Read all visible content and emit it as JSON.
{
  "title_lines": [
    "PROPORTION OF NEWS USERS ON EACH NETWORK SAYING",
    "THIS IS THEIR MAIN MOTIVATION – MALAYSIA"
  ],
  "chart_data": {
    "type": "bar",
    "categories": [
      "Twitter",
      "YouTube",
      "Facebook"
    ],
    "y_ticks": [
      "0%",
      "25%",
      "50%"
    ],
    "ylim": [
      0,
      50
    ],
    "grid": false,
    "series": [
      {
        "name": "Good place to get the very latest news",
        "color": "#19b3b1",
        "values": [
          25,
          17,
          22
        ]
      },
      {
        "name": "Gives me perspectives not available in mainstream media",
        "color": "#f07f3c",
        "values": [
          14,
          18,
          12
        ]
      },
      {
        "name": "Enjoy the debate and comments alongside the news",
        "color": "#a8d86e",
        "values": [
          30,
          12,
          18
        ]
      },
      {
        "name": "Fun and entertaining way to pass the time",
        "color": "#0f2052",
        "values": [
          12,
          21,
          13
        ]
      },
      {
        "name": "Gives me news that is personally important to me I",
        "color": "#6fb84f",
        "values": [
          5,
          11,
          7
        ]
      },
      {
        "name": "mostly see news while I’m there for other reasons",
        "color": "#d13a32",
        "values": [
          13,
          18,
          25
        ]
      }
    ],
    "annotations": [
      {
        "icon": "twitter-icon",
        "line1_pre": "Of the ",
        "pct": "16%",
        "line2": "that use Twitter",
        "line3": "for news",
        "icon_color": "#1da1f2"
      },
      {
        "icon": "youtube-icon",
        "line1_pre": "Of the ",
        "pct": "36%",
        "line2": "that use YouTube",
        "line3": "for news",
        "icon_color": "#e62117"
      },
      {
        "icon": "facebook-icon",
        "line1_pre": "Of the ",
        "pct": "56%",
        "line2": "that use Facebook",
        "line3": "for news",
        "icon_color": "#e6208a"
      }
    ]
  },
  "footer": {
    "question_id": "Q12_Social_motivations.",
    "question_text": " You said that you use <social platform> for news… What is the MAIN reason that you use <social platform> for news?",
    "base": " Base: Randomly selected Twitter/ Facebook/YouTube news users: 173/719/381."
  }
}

### The request
Return the entries above exactly, each one complete.

### The answer
Read all visible content and emit it as JSON.
{
  "title_lines": [
    "PROPORTION OF NEWS USERS ON EACH NETWORK SAYING",
    "THIS IS THEIR MAIN MOTIVATION – MALAYSIA"
  ],
  "chart_data": {
    "type": "bar",
    "categories": [
      "Twitter",
      "YouTube",
      "Facebook"
    ],
    "y_ticks": [
      "0%",
      "25%",
      "50%"
    ],
    "ylim": [
      0,
      50
    ],
    "grid": false,
    "series": [
      {
        "name": "Good place to get the very latest news",
        "color": "#19b3b1",
        "values": [
          25,
          17,
          22
        ]
      },
      {
        "name": "Gives me perspectives not available in mainstream media",
        "color": "#f07f3c",
        "values": [
          14,
          18,
          12
        ]
      },
      {
        "name": "Enjoy the debate and comments alongside the news",
        "color": "#a8d86e",
        "values": [
          30,
          12,
          18
        ]
      },
      {
        "name": "Fun and entertaining way to pass the time",
        "color": "#0f2052",
        "values": [
          12,
          21,
          13
        ]
      },
      {
        "name": "Gives me news that is personally important to me I",
        "color": "#6fb84f",
        "values": [
          5,
          11,
          7
        ]
      },
      {
        "name": "mostly see news while I’m there for other reasons",
        "color": "#d13a32",
        "values": [
          13,
          18,
          25
        ]
      }
    ],
    "annotations": [
      {
        "icon": "twitter-icon",
        "line1_pre": "Of the ",
        "pct": "16%",
        "line2": "that use Twitter",
        "line3": "for news",
        "icon_color": "#1da1f2"
      },
      {
        "icon": "youtube-icon",
        "line1_pre": "Of the ",
        "pct": "36%",
        "line2": "that use YouTube",
        "line3": "for news",
        "icon_color": "#e62117"
      },
      {
        "icon": "facebook-icon",
        "line1_pre": "Of the ",
        "pct": "56%",
        "line2": "that use Facebook",
        "line3": "for news",
        "icon_color": "#e6208a"
      }
    ]
  },
  "footer": {
    "question_id": "Q12_Social_motivations.",
    "question_text": " You said that you use <social platform> for news… What is the MAIN reason that you use <social platform> for news?",
    "base": " Base: Randomly selected Twitter/ Facebook/YouTube news users: 173/719/381."
  }
}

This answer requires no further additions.